» **WHAT IS NEEDED**: Make an exact copy of all the data.

Data records
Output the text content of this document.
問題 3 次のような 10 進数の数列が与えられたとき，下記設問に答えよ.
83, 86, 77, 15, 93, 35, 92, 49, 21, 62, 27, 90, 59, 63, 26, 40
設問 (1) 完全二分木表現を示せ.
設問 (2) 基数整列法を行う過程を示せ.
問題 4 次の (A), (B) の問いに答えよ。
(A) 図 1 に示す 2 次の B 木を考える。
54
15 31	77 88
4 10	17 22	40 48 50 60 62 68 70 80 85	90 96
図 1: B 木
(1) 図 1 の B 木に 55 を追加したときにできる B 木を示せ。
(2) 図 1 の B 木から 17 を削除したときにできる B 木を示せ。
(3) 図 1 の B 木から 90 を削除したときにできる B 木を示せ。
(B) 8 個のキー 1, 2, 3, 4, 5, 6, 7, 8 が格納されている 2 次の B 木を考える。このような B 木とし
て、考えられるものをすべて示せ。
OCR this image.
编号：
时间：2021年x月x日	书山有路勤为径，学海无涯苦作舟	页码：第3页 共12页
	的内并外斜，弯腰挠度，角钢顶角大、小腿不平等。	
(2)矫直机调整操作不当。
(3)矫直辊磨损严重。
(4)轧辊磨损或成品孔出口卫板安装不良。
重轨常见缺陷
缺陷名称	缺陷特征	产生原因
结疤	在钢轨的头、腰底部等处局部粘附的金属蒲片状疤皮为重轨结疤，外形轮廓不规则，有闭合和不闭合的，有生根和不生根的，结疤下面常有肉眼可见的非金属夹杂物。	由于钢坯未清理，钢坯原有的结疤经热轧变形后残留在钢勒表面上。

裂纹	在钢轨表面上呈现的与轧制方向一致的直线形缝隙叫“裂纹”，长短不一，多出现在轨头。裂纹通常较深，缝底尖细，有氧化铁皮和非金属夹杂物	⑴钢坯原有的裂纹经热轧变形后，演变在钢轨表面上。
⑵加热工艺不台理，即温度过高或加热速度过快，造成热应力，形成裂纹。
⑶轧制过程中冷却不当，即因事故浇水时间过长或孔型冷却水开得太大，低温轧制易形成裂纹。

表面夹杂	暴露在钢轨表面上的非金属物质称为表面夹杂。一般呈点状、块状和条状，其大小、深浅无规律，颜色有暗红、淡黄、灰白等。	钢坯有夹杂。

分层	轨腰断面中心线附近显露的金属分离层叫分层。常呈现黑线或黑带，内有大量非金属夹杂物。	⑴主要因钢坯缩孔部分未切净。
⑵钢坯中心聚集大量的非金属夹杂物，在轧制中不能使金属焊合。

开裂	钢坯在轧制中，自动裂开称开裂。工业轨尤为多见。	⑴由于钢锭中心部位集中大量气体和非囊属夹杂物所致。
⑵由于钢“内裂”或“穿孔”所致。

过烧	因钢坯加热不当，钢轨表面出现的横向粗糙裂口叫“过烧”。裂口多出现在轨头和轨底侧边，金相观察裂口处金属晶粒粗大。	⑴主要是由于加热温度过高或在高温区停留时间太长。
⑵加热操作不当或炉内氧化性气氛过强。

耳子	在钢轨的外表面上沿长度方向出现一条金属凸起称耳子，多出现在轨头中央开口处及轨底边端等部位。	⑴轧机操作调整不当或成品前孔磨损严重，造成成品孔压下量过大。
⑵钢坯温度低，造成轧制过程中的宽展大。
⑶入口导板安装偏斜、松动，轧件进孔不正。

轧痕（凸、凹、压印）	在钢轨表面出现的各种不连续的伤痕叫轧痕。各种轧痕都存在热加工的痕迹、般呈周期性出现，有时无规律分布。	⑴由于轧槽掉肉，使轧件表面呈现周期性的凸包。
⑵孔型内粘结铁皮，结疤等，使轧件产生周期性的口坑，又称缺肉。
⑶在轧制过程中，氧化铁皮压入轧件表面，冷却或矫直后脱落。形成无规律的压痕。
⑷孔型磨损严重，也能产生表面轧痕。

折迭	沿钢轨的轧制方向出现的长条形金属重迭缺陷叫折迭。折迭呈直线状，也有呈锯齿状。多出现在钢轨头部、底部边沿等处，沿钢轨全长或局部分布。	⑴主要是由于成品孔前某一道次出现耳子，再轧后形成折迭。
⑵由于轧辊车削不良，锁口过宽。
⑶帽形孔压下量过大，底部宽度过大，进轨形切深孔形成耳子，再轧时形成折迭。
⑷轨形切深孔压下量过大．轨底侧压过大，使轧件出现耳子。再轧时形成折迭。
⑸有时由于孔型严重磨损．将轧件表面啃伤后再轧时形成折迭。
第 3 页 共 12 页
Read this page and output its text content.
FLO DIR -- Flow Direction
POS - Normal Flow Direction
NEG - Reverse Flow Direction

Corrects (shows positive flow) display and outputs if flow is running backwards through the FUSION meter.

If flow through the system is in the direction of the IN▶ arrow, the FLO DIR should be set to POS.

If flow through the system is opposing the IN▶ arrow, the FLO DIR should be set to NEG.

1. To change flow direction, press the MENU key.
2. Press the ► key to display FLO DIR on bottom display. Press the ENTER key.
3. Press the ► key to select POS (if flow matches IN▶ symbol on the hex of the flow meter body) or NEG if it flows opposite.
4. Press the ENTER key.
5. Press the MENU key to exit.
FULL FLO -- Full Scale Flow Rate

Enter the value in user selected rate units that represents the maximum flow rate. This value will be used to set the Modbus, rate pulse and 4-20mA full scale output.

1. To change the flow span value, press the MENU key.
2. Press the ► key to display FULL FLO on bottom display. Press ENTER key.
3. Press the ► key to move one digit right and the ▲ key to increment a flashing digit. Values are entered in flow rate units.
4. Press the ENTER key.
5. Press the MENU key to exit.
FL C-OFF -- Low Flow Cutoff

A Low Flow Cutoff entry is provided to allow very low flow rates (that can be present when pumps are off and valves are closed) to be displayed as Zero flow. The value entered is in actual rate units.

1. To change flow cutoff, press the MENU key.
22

» **TASK ANSWER**:
Output the text content of this document.
問題 3 次のような 10 進数の数列が与えられたとき，下記設問に答えよ.
83, 86, 77, 15, 93, 35, 92, 49, 21, 62, 27, 90, 59, 63, 26, 40
設問 (1) 完全二分木表現を示せ.
設問 (2) 基数整列法を行う過程を示せ.
問題 4 次の (A), (B) の問いに答えよ。
(A) 図 1 に示す 2 次の B 木を考える。
54
15 31	77 88
4 10	17 22	40 48 50 60 62 68 70 80 85	90 96
図 1: B 木
(1) 図 1 の B 木に 55 を追加したときにできる B 木を示せ。
(2) 図 1 の B 木から 17 を削除したときにできる B 木を示せ。
(3) 図 1 の B 木から 90 を削除したときにできる B 木を示せ。
(B) 8 個のキー 1, 2, 3, 4, 5, 6, 7, 8 が格納されている 2 次の B 木を考える。このような B 木とし
て、考えられるものをすべて示せ。
OCR this image.
编号：
时间：2021年x月x日	书山有路勤为径，学海无涯苦作舟	页码：第3页 共12页
	的内并外斜，弯腰挠度，角钢顶角大、小腿不平等。	
(2)矫直机调整操作不当。
(3)矫直辊磨损严重。
(4)轧辊磨损或成品孔出口卫板安装不良。
重轨常见缺陷
缺陷名称	缺陷特征	产生原因
结疤	在钢轨的头、腰底部等处局部粘附的金属蒲片状疤皮为重轨结疤，外形轮廓不规则，有闭合和不闭合的，有生根和不生根的，结疤下面常有肉眼可见的非金属夹杂物。	由于钢坯未清理，钢坯原有的结疤经热轧变形后残留在钢勒表面上。

裂纹	在钢轨表面上呈现的与轧制方向一致的直线形缝隙叫“裂纹”，长短不一，多出现在轨头。裂纹通常较深，缝底尖细，有氧化铁皮和非金属夹杂物	⑴钢坯原有的裂纹经热轧变形后，演变在钢轨表面上。
⑵加热工艺不台理，即温度过高或加热速度过快，造成热应力，形成裂纹。
⑶轧制过程中冷却不当，即因事故浇水时间过长或孔型冷却水开得太大，低温轧制易形成裂纹。

表面夹杂	暴露在钢轨表面上的非金属物质称为表面夹杂。一般呈点状、块状和条状，其大小、深浅无规律，颜色有暗红、淡黄、灰白等。	钢坯有夹杂。

分层	轨腰断面中心线附近显露的金属分离层叫分层。常呈现黑线或黑带，内有大量非金属夹杂物。	⑴主要因钢坯缩孔部分未切净。
⑵钢坯中心聚集大量的非金属夹杂物，在轧制中不能使金属焊合。

开裂	钢坯在轧制中，自动裂开称开裂。工业轨尤为多见。	⑴由于钢锭中心部位集中大量气体和非囊属夹杂物所致。
⑵由于钢“内裂”或“穿孔”所致。

过烧	因钢坯加热不当，钢轨表面出现的横向粗糙裂口叫“过烧”。裂口多出现在轨头和轨底侧边，金相观察裂口处金属晶粒粗大。	⑴主要是由于加热温度过高或在高温区停留时间太长。
⑵加热操作不当或炉内氧化性气氛过强。

耳子	在钢轨的外表面上沿长度方向出现一条金属凸起称耳子，多出现在轨头中央开口处及轨底边端等部位。	⑴轧机操作调整不当或成品前孔磨损严重，造成成品孔压下量过大。
⑵钢坯温度低，造成轧制过程中的宽展大。
⑶入口导板安装偏斜、松动，轧件进孔不正。

轧痕（凸、凹、压印）	在钢轨表面出现的各种不连续的伤痕叫轧痕。各种轧痕都存在热加工的痕迹、般呈周期性出现，有时无规律分布。	⑴由于轧槽掉肉，使轧件表面呈现周期性的凸包。
⑵孔型内粘结铁皮，结疤等，使轧件产生周期性的口坑，又称缺肉。
⑶在轧制过程中，氧化铁皮压入轧件表面，冷却或矫直后脱落。形成无规律的压痕。
⑷孔型磨损严重，也能产生表面轧痕。

折迭	沿钢轨的轧制方向出现的长条形金属重迭缺陷叫折迭。折迭呈直线状，也有呈锯齿状。多出现在钢轨头部、底部边沿等处，沿钢轨全长或局部分布。	⑴主要是由于成品孔前某一道次出现耳子，再轧后形成折迭。
⑵由于轧辊车削不良，锁口过宽。
⑶帽形孔压下量过大，底部宽度过大，进轨形切深孔形成耳子，再轧时形成折迭。
⑷轨形切深孔压下量过大．轨底侧压过大，使轧件出现耳子。再轧时形成折迭。
⑸有时由于孔型严重磨损．将轧件表面啃伤后再轧时形成折迭。
第 3 页 共 12 页
Read this page and output its text content.
FLO DIR -- Flow Direction
POS - Normal Flow Direction
NEG - Reverse Flow Direction

Corrects (shows positive flow) display and outputs if flow is running backwards through the FUSION meter.

If flow through the system is in the direction of the IN▶ arrow, the FLO DIR should be set to POS.

If flow through the system is opposing the IN▶ arrow, the FLO DIR should be set to NEG.

1. To change flow direction, press the MENU key.
2. Press the ► key to display FLO DIR on bottom display. Press the ENTER key.
3. Press the ► key to select POS (if flow matches IN▶ symbol on the hex of the flow meter body) or NEG if it flows opposite.
4. Press the ENTER key.
5. Press the MENU key to exit.
FULL FLO -- Full Scale Flow Rate

Enter the value in user selected rate units that represents the maximum flow rate. This value will be used to set the Modbus, rate pulse and 4-20mA full scale output.

1. To change the flow span value, press the MENU key.
2. Press the ► key to display FULL FLO on bottom display. Press ENTER key.
3. Press the ► key to move one digit right and the ▲ key to increment a flashing digit. Values are entered in flow rate units.
4. Press the ENTER key.
5. Press the MENU key to exit.
FL C-OFF -- Low Flow Cutoff

A Low Flow Cutoff entry is provided to allow very low flow rates (that can be present when pumps are off and valves are closed) to be displayed as Zero flow. The value entered is in actual rate units.

1. To change flow cutoff, press the MENU key.
22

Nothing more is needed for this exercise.